• [Task brief]: Quote the data below line for line, without any change, and leave out the pictures.

• [Dataset]:

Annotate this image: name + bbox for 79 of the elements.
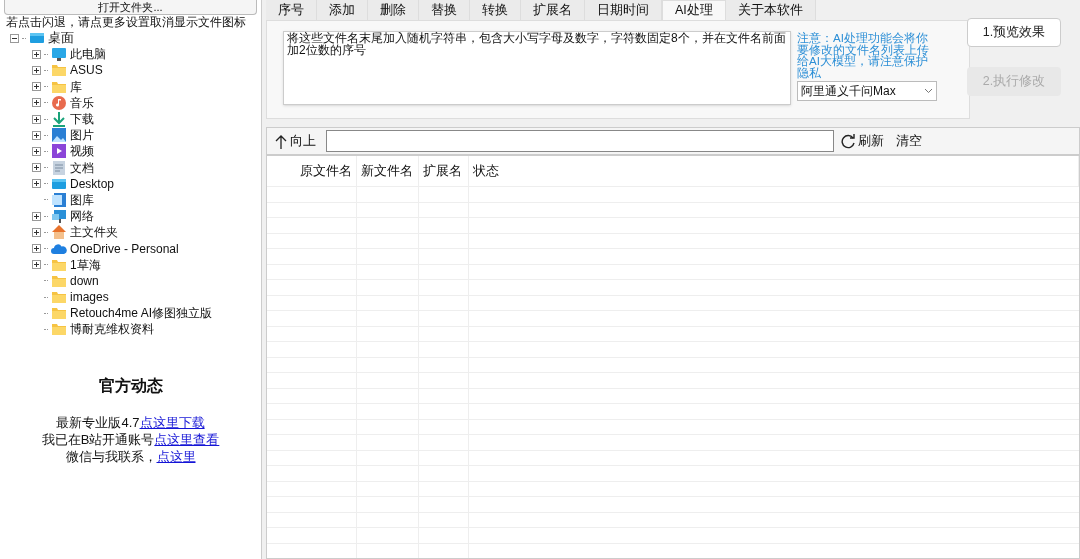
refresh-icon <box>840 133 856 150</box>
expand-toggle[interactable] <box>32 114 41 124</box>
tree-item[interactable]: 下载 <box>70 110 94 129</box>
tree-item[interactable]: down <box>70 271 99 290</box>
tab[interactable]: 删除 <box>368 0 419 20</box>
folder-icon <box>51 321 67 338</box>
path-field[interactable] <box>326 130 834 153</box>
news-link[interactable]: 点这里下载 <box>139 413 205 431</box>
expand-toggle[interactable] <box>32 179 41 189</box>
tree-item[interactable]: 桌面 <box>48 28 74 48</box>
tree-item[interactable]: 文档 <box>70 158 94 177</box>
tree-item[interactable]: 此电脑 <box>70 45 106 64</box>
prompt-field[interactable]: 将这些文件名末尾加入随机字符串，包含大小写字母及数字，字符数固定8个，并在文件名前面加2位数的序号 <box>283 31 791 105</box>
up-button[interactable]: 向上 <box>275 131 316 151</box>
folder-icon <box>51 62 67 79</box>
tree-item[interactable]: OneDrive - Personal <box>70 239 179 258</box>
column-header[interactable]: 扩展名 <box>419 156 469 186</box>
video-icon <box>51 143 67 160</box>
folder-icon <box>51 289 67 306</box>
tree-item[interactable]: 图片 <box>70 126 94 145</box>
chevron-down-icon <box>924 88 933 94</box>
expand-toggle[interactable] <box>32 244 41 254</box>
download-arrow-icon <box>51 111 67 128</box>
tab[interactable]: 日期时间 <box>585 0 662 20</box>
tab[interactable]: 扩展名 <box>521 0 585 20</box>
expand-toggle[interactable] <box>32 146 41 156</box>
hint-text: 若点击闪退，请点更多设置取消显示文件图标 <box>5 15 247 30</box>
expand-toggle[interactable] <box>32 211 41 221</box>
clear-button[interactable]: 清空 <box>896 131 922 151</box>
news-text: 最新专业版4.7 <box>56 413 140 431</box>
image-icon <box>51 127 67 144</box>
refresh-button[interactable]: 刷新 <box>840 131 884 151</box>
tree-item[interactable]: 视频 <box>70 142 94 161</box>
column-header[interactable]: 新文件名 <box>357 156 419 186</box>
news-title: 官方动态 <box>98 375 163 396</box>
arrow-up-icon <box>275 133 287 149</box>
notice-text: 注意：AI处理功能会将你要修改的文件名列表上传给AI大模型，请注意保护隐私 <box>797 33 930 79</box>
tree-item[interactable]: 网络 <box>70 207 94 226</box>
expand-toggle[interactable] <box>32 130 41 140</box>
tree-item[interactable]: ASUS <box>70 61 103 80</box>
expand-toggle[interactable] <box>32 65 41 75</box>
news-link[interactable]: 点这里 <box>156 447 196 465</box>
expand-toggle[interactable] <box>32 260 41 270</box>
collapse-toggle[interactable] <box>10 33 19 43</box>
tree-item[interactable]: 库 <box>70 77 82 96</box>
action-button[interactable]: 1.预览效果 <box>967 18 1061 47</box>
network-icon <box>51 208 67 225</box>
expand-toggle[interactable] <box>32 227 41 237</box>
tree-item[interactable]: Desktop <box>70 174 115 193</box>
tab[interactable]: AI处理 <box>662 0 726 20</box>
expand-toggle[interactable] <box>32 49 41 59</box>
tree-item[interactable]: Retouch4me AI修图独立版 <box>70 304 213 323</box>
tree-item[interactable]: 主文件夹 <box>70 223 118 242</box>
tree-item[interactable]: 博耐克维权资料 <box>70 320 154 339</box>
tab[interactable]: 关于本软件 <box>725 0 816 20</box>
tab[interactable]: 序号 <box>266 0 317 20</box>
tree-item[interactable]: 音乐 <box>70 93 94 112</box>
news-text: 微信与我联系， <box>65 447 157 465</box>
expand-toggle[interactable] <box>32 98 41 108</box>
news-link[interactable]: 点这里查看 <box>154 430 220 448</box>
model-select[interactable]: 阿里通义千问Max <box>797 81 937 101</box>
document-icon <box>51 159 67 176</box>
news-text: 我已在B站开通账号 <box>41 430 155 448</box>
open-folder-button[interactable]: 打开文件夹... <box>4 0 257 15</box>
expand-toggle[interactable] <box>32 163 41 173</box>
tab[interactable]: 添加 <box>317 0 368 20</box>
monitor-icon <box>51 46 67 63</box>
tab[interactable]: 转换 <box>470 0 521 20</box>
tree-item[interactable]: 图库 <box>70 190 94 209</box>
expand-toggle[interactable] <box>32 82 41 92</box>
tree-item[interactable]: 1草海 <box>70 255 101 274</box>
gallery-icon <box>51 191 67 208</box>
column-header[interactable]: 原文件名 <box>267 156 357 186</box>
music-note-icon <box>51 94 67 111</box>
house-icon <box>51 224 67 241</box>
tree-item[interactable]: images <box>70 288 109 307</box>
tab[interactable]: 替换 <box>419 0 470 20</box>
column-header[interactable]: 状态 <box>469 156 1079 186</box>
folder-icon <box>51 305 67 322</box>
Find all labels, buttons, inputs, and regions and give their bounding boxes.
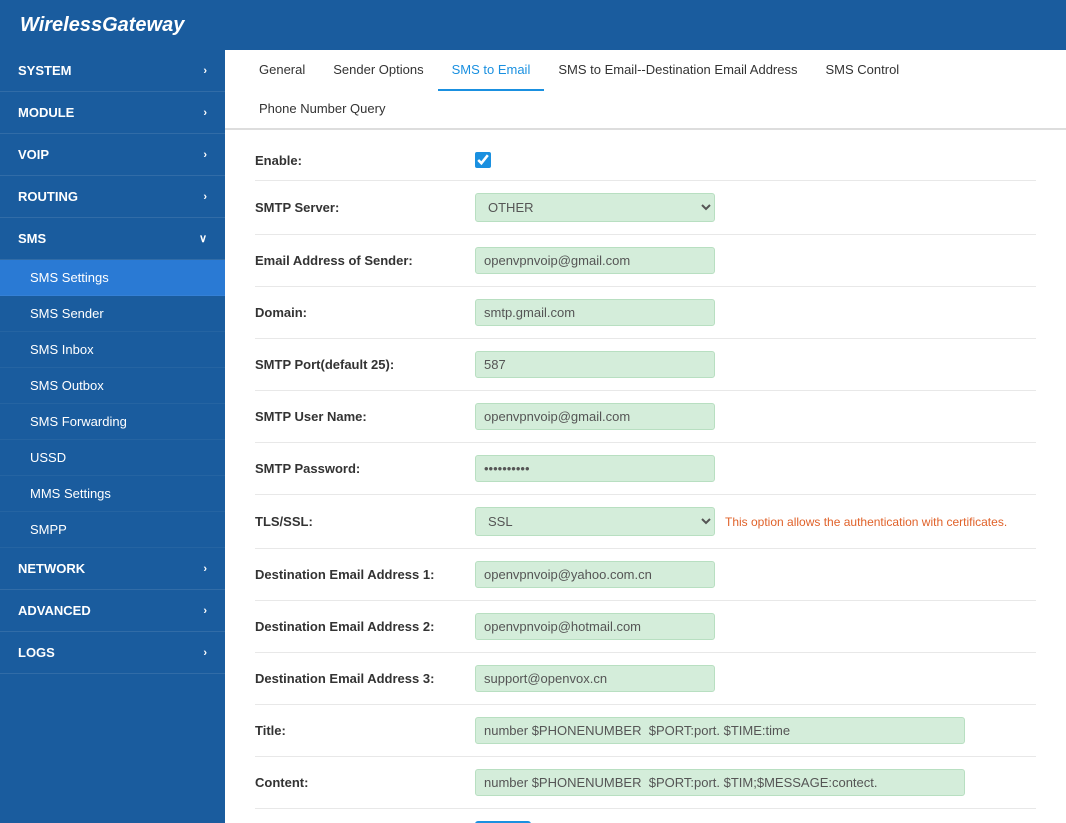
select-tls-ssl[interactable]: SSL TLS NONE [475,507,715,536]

• [The solution]:
Annotate this image: name + bbox for 79 of the elements.
refresh-icon <box>840 133 856 150</box>
expand-toggle[interactable] <box>32 114 41 124</box>
tree-item[interactable]: 下载 <box>70 110 94 129</box>
tree-item[interactable]: down <box>70 271 99 290</box>
tab[interactable]: 删除 <box>368 0 419 20</box>
folder-icon <box>51 321 67 338</box>
path-field[interactable] <box>326 130 834 153</box>
news-link[interactable]: 点这里下载 <box>139 413 205 431</box>
expand-toggle[interactable] <box>32 179 41 189</box>
tree-item[interactable]: 桌面 <box>48 28 74 48</box>
tree-item[interactable]: 文档 <box>70 158 94 177</box>
tree-item[interactable]: 此电脑 <box>70 45 106 64</box>
prompt-field[interactable]: 将这些文件名末尾加入随机字符串，包含大小写字母及数字，字符数固定8个，并在文件名前面加2位数的序号 <box>283 31 791 105</box>
up-button[interactable]: 向上 <box>275 131 316 151</box>
folder-icon <box>51 62 67 79</box>
tree-item[interactable]: OneDrive - Personal <box>70 239 179 258</box>
column-header[interactable]: 扩展名 <box>419 156 469 186</box>
video-icon <box>51 143 67 160</box>
folder-icon <box>51 289 67 306</box>
tree-item[interactable]: 图片 <box>70 126 94 145</box>
chevron-down-icon <box>924 88 933 94</box>
expand-toggle[interactable] <box>32 244 41 254</box>
download-arrow-icon <box>51 111 67 128</box>
tab[interactable]: 日期时间 <box>585 0 662 20</box>
tab[interactable]: 扩展名 <box>521 0 585 20</box>
expand-toggle[interactable] <box>32 146 41 156</box>
hint-text: 若点击闪退，请点更多设置取消显示文件图标 <box>5 15 247 30</box>
expand-toggle[interactable] <box>32 211 41 221</box>
clear-button[interactable]: 清空 <box>896 131 922 151</box>
news-text: 最新专业版4.7 <box>56 413 140 431</box>
image-icon <box>51 127 67 144</box>
refresh-button[interactable]: 刷新 <box>840 131 884 151</box>
tree-item[interactable]: 视频 <box>70 142 94 161</box>
column-header[interactable]: 新文件名 <box>357 156 419 186</box>
news-title: 官方动态 <box>98 375 163 396</box>
arrow-up-icon <box>275 133 287 149</box>
notice-text: 注意：AI处理功能会将你要修改的文件名列表上传给AI大模型，请注意保护隐私 <box>797 33 930 79</box>
tree-item[interactable]: 网络 <box>70 207 94 226</box>
expand-toggle[interactable] <box>32 130 41 140</box>
tree-item[interactable]: ASUS <box>70 61 103 80</box>
expand-toggle[interactable] <box>32 65 41 75</box>
news-link[interactable]: 点这里 <box>156 447 196 465</box>
expand-toggle[interactable] <box>32 260 41 270</box>
collapse-toggle[interactable] <box>10 33 19 43</box>
tree-item[interactable]: 库 <box>70 77 82 96</box>
action-button[interactable]: 1.预览效果 <box>967 18 1061 47</box>
network-icon <box>51 208 67 225</box>
expand-toggle[interactable] <box>32 227 41 237</box>
tree-item[interactable]: Desktop <box>70 174 115 193</box>
tab[interactable]: AI处理 <box>662 0 726 20</box>
expand-toggle[interactable] <box>32 49 41 59</box>
tree-item[interactable]: Retouch4me AI修图独立版 <box>70 304 213 323</box>
tree-item[interactable]: 主文件夹 <box>70 223 118 242</box>
tree-item[interactable]: 博耐克维权资料 <box>70 320 154 339</box>
tab[interactable]: 关于本软件 <box>725 0 816 20</box>
tab[interactable]: 序号 <box>266 0 317 20</box>
tree-item[interactable]: 音乐 <box>70 93 94 112</box>
news-text: 微信与我联系， <box>65 447 157 465</box>
expand-toggle[interactable] <box>32 98 41 108</box>
news-link[interactable]: 点这里查看 <box>154 430 220 448</box>
model-select[interactable]: 阿里通义千问Max <box>797 81 937 101</box>
document-icon <box>51 159 67 176</box>
news-text: 我已在B站开通账号 <box>41 430 155 448</box>
open-folder-button[interactable]: 打开文件夹... <box>4 0 257 15</box>
expand-toggle[interactable] <box>32 163 41 173</box>
tab[interactable]: 添加 <box>317 0 368 20</box>
monitor-icon <box>51 46 67 63</box>
tab[interactable]: 转换 <box>470 0 521 20</box>
tree-item[interactable]: 图库 <box>70 190 94 209</box>
expand-toggle[interactable] <box>32 82 41 92</box>
tree-item[interactable]: 1草海 <box>70 255 101 274</box>
gallery-icon <box>51 191 67 208</box>
column-header[interactable]: 原文件名 <box>267 156 357 186</box>
music-note-icon <box>51 94 67 111</box>
house-icon <box>51 224 67 241</box>
tree-item[interactable]: images <box>70 288 109 307</box>
tab[interactable]: 替换 <box>419 0 470 20</box>
column-header[interactable]: 状态 <box>469 156 1079 186</box>
folder-icon <box>51 305 67 322</box>
Find all labels, buttons, inputs, and regions and give their bounding boxes.
select-tls-ssl[interactable]: SSL TLS NONE [475,507,715,536]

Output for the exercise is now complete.